**PROBLEM DESCRIPTION**: Reproduce the lines of the records verbatim, beginning with the line containing "marker: [340, 374, 350, 383]" and continuing through the line containing "bar: [509, 477, 519, 480]".
___ DATA LINES ___
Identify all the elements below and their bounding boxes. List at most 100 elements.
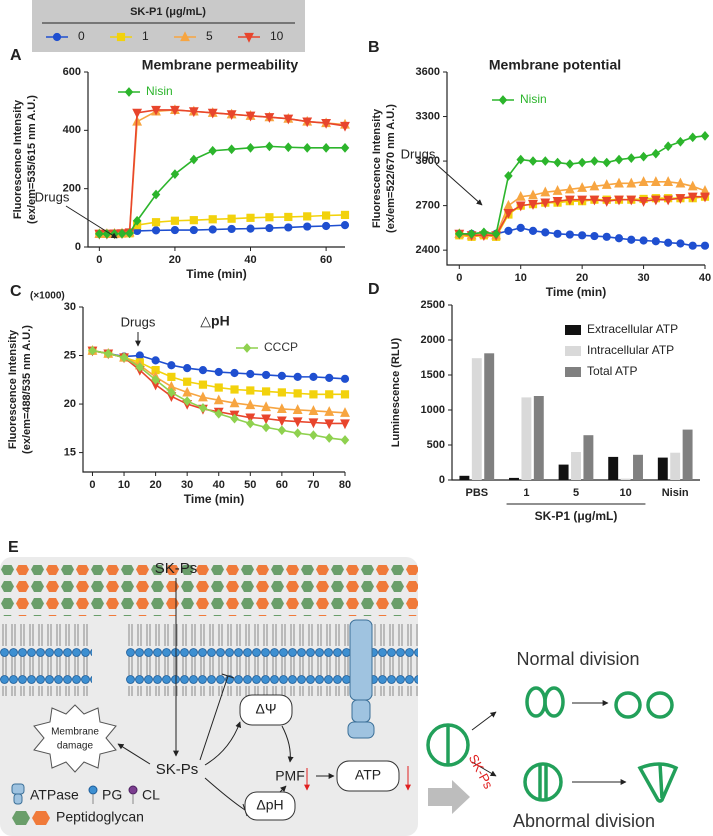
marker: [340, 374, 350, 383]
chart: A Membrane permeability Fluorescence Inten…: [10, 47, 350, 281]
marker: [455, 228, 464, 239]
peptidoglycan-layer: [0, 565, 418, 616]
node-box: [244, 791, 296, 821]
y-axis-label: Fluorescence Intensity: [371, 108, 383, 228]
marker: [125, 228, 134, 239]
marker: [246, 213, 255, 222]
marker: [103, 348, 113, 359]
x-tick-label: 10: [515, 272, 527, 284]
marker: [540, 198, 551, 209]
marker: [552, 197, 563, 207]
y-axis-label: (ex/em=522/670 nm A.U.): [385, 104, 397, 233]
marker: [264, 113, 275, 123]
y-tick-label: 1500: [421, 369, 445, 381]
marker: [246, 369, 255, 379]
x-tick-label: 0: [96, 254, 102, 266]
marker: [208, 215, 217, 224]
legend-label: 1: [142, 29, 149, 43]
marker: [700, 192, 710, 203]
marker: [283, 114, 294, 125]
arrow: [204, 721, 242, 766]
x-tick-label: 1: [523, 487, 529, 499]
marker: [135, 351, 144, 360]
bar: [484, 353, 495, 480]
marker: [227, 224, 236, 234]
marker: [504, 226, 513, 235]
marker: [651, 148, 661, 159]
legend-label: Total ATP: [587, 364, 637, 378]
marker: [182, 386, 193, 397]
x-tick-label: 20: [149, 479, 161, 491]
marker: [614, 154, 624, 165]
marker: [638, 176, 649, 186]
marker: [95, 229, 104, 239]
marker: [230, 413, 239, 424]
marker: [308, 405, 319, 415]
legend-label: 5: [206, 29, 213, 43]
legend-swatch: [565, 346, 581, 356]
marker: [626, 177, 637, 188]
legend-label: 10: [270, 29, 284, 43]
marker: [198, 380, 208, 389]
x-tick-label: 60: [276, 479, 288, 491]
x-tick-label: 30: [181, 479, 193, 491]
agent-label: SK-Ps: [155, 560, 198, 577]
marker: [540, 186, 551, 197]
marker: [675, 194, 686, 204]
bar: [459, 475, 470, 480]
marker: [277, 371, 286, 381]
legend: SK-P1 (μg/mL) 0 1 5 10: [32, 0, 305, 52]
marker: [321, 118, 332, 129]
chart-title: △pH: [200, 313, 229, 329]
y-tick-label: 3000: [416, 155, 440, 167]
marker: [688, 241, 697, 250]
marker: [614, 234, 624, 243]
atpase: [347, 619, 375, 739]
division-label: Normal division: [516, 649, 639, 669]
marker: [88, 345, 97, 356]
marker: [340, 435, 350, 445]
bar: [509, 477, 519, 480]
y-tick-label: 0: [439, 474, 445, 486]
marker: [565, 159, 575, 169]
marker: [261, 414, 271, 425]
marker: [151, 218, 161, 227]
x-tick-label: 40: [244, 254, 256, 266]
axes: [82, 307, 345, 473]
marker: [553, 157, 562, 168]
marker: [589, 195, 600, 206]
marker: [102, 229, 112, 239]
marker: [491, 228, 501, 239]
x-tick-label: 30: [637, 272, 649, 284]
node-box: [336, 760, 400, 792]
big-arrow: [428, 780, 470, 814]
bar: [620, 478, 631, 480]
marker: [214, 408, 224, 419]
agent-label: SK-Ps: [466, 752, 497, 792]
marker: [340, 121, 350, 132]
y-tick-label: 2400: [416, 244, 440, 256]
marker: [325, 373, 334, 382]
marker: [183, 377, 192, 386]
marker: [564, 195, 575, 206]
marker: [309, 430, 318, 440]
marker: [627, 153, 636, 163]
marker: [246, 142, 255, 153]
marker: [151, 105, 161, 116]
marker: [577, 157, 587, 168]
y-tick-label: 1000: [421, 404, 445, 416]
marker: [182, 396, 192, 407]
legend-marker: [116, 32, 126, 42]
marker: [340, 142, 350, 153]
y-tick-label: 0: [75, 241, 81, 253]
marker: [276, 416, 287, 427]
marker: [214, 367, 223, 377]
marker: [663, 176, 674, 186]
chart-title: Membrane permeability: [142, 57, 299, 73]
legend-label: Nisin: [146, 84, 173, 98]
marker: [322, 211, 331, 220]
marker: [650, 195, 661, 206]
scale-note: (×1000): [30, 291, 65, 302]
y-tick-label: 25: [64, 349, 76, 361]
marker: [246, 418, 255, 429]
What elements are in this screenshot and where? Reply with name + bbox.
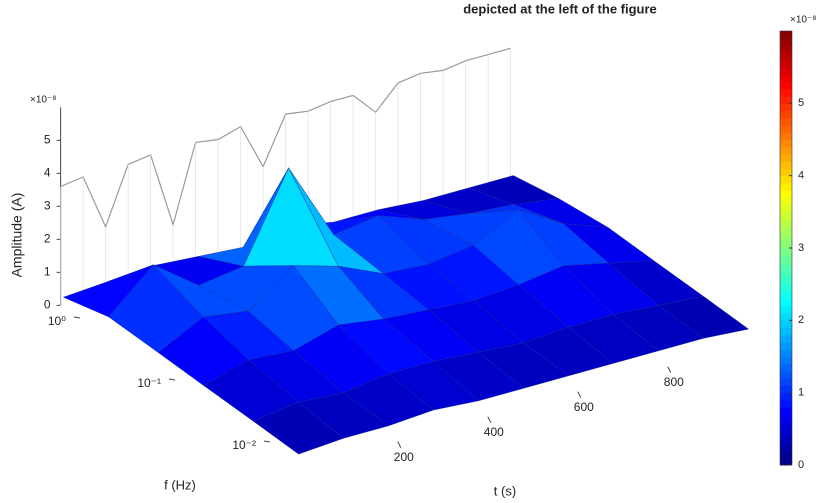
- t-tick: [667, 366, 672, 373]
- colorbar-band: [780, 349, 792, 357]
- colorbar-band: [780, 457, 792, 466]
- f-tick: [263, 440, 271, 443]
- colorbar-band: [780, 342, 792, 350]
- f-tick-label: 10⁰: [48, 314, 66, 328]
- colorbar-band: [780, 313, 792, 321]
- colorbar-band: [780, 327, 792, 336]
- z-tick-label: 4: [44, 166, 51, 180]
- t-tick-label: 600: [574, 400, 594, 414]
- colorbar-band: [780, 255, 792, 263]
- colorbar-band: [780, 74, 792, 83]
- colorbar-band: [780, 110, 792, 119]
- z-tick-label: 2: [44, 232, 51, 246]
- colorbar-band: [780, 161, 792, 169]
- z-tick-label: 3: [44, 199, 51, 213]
___
**RESULT FOR THIS EXERCISE**:
marker: [340, 374, 350, 383]
chart: A Membrane permeability Fluorescence Inten…: [10, 47, 350, 281]
marker: [455, 228, 464, 239]
peptidoglycan-layer: [0, 565, 418, 616]
node-box: [244, 791, 296, 821]
y-axis-label: Fluorescence Intensity: [371, 108, 383, 228]
marker: [125, 228, 134, 239]
marker: [246, 213, 255, 222]
marker: [103, 348, 113, 359]
x-tick-label: 10: [515, 272, 527, 284]
marker: [540, 198, 551, 209]
marker: [552, 197, 563, 207]
y-axis-label: (ex/em=522/670 nm A.U.): [385, 104, 397, 233]
marker: [264, 113, 275, 123]
y-tick-label: 1500: [421, 369, 445, 381]
marker: [246, 369, 255, 379]
x-tick-label: 0: [96, 254, 102, 266]
marker: [208, 215, 217, 224]
legend-label: 1: [142, 29, 149, 43]
marker: [700, 192, 710, 203]
marker: [283, 114, 294, 125]
arrow: [204, 721, 242, 766]
x-tick-label: 1: [523, 487, 529, 499]
marker: [135, 351, 144, 360]
bar: [484, 353, 495, 480]
marker: [227, 224, 236, 234]
marker: [504, 226, 513, 235]
marker: [651, 148, 661, 159]
legend-label: Total ATP: [587, 364, 637, 378]
marker: [182, 386, 193, 397]
x-tick-label: 20: [149, 479, 161, 491]
marker: [614, 154, 624, 165]
marker: [638, 176, 649, 186]
marker: [95, 229, 104, 239]
marker: [230, 413, 239, 424]
marker: [308, 405, 319, 415]
legend-label: 5: [206, 29, 213, 43]
legend-swatch: [565, 346, 581, 356]
marker: [626, 177, 637, 188]
legend-label: 10: [270, 29, 284, 43]
marker: [198, 380, 208, 389]
x-tick-label: 60: [276, 479, 288, 491]
x-tick-label: 30: [181, 479, 193, 491]
agent-label: SK-Ps: [155, 560, 198, 577]
marker: [540, 186, 551, 197]
marker: [675, 194, 686, 204]
bar: [459, 475, 470, 480]
marker: [277, 371, 286, 381]
legend: SK-P1 (μg/mL) 0 1 5 10: [32, 0, 305, 52]
marker: [321, 118, 332, 129]
chart-title: △pH: [200, 313, 229, 329]
y-tick-label: 3000: [416, 155, 440, 167]
marker: [688, 241, 697, 250]
marker: [614, 234, 624, 243]
atpase: [347, 619, 375, 739]
division-label: Normal division: [516, 649, 639, 669]
marker: [88, 345, 97, 356]
marker: [340, 435, 350, 445]
bar: [509, 477, 519, 480]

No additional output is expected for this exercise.